Written exercise:
Copy each line of the entries beneath that contains the word "Razone".

>> Start

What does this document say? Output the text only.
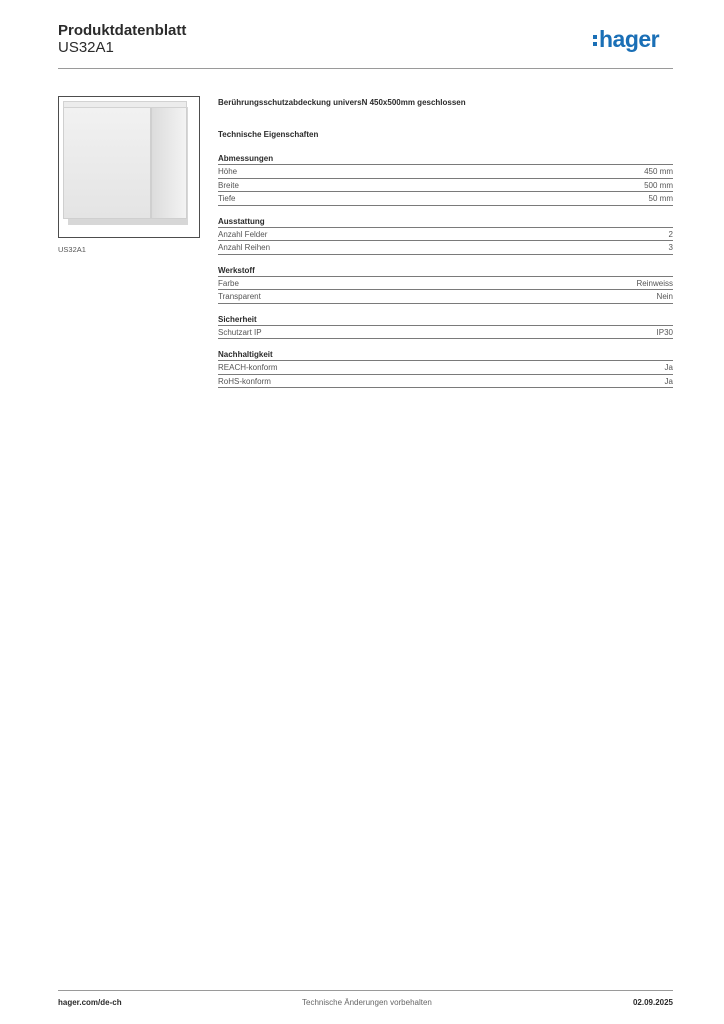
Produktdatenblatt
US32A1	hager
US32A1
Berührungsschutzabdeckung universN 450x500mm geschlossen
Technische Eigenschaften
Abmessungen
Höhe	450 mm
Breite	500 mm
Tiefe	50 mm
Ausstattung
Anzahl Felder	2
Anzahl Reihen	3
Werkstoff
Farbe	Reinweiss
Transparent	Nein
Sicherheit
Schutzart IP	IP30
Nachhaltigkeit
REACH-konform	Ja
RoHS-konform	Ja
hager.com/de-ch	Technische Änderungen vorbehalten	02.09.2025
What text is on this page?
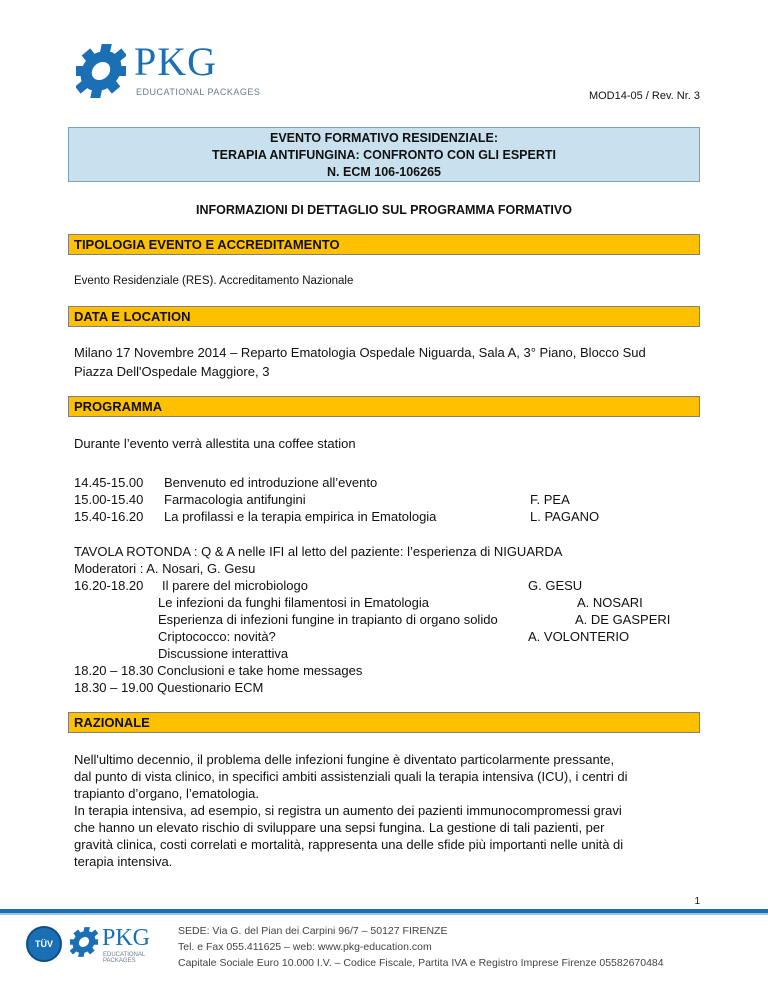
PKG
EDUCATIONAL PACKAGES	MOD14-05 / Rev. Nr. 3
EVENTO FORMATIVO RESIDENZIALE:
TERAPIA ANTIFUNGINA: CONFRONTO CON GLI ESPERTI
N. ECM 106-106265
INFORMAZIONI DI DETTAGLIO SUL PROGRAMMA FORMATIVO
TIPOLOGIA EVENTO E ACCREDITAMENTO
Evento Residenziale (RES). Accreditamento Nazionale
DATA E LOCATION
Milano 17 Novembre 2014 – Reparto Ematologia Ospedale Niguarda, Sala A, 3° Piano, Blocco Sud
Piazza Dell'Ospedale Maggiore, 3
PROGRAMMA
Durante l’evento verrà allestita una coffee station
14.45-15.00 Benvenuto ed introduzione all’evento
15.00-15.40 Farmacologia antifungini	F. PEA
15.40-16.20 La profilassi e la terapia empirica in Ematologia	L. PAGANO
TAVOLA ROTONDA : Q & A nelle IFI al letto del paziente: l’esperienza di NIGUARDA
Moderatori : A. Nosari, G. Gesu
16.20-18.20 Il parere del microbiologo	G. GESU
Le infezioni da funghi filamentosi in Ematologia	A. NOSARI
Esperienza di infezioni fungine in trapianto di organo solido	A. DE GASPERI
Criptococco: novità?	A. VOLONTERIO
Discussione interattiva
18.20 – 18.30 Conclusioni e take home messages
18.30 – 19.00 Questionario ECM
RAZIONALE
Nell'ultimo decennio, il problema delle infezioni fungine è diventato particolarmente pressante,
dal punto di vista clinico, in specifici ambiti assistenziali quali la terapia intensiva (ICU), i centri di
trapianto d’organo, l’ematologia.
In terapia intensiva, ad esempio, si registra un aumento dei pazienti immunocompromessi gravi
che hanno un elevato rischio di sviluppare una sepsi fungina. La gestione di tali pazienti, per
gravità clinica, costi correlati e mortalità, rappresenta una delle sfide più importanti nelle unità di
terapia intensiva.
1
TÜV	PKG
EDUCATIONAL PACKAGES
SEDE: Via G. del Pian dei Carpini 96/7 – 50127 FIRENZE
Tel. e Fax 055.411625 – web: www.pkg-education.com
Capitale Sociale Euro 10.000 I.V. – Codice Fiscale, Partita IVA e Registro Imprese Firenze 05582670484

>> End
>> Start

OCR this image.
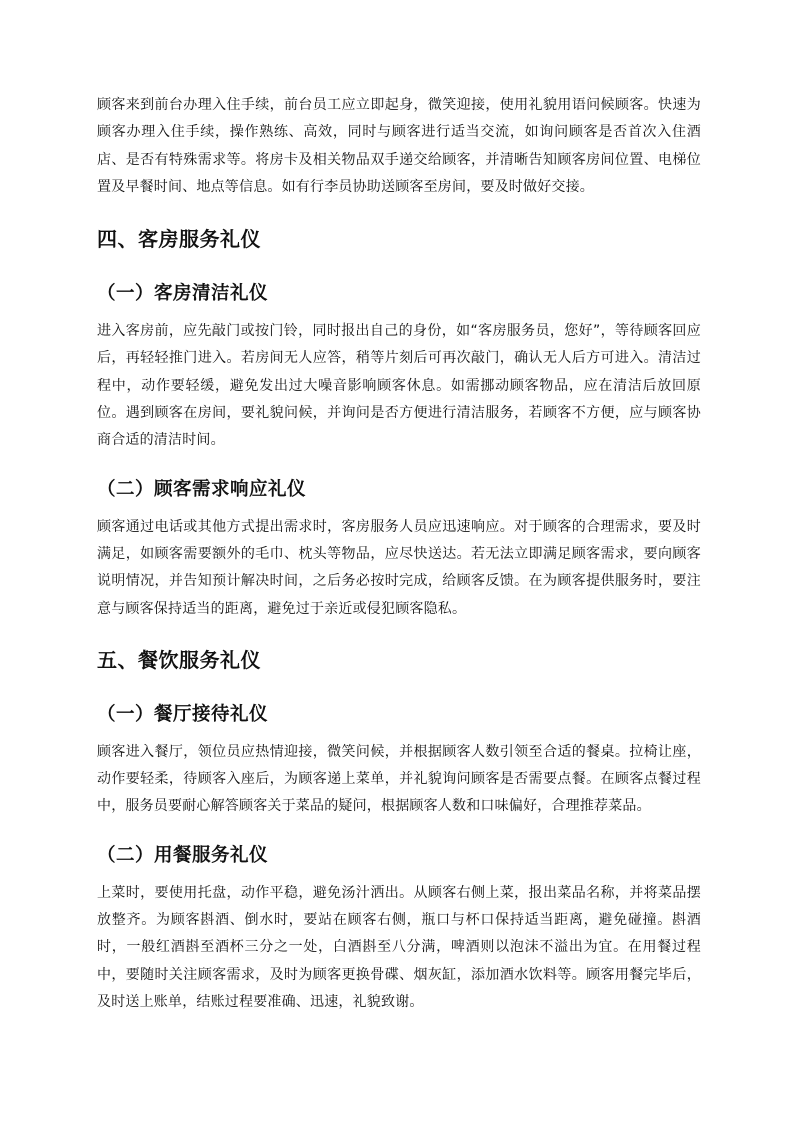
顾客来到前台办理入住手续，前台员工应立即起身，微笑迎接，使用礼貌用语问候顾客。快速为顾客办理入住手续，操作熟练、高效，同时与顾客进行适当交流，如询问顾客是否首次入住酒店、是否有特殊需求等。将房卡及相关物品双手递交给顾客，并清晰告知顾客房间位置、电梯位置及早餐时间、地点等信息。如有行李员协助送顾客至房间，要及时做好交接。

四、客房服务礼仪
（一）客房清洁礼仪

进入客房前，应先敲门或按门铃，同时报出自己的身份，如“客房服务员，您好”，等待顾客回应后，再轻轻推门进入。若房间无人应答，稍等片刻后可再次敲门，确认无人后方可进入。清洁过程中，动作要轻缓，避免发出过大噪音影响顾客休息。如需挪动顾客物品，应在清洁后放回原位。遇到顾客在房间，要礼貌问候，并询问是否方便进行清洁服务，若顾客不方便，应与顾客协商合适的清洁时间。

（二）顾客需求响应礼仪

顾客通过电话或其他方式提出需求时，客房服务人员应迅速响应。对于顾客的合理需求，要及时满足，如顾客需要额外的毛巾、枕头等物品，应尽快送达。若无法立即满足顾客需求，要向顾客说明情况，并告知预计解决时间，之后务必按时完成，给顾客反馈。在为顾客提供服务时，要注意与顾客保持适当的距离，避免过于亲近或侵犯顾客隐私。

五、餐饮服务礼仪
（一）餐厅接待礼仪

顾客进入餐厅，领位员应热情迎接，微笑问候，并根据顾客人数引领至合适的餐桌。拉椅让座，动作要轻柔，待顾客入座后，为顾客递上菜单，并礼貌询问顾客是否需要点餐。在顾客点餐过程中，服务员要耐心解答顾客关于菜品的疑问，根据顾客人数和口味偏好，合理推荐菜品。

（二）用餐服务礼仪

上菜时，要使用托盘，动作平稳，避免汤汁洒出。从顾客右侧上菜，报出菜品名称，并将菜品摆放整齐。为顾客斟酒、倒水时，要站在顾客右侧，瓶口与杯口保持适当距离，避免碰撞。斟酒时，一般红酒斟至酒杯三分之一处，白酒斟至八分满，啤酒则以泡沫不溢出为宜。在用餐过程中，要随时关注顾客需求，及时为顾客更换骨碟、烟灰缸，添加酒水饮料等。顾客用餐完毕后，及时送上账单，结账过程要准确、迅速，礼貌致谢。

>> End
>> Start

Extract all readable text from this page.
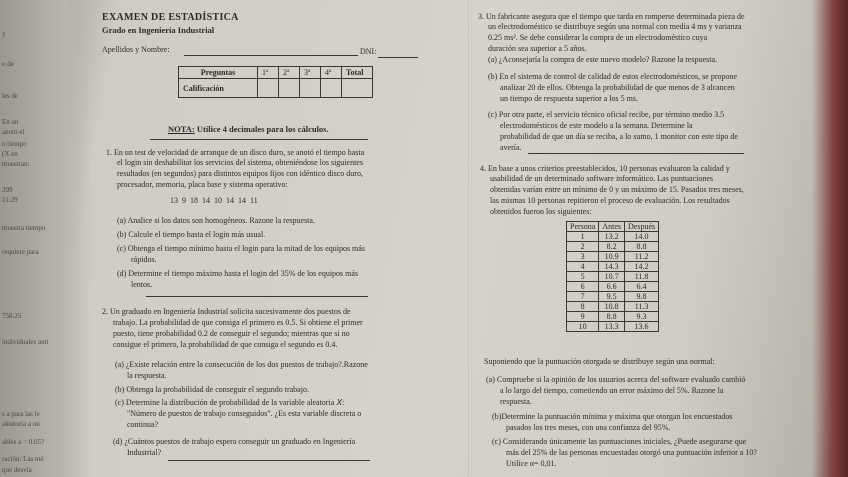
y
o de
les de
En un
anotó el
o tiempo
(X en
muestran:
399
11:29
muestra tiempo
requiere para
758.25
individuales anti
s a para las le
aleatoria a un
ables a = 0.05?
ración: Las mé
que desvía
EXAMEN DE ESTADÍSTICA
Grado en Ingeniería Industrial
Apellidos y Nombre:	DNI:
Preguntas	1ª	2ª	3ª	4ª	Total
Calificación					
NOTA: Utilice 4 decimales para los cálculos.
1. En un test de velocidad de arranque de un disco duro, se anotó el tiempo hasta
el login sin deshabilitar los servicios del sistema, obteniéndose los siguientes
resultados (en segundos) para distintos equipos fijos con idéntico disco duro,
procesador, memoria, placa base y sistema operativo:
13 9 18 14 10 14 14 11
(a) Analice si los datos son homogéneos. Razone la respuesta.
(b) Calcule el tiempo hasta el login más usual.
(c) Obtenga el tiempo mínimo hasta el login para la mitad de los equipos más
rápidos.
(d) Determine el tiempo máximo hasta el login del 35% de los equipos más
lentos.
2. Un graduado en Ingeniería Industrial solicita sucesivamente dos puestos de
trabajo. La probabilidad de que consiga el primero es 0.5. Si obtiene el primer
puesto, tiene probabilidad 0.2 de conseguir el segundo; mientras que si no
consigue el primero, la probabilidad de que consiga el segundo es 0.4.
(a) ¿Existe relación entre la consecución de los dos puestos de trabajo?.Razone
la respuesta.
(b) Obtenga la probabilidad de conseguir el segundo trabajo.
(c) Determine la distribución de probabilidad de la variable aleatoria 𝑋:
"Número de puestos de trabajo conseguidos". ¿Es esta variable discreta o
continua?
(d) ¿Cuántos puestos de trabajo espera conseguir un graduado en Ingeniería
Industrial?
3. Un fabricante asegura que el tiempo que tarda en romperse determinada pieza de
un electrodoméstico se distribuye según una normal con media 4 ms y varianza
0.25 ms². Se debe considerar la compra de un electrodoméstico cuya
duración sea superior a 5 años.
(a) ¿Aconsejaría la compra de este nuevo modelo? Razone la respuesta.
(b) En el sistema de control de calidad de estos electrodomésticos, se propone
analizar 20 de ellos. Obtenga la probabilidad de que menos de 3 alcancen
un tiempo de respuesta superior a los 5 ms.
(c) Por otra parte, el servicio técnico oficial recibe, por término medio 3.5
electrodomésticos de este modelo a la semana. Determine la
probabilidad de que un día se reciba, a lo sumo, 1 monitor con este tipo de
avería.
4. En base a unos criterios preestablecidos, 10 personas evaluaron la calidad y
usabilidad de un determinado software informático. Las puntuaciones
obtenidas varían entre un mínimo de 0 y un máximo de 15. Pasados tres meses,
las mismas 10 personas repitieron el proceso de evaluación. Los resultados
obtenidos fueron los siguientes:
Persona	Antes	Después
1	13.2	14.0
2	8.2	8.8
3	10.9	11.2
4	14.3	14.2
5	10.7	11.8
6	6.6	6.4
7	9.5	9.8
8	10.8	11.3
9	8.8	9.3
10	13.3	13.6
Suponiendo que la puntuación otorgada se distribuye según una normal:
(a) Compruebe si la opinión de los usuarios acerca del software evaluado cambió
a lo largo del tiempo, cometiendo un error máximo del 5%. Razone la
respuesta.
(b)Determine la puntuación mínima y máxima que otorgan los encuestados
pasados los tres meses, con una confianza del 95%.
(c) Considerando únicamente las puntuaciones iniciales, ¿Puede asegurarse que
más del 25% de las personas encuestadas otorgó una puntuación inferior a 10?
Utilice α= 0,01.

>> End

The solution:
(a) Analice si los datos son homogéneos. Razone la respuesta.
(a) ¿Existe relación entre la consecución de los dos puestos de trabajo?.Razone
(a) ¿Aconsejaría la compra de este nuevo modelo? Razone la respuesta.
a lo largo del tiempo, cometiendo un error máximo del 5%. Razone la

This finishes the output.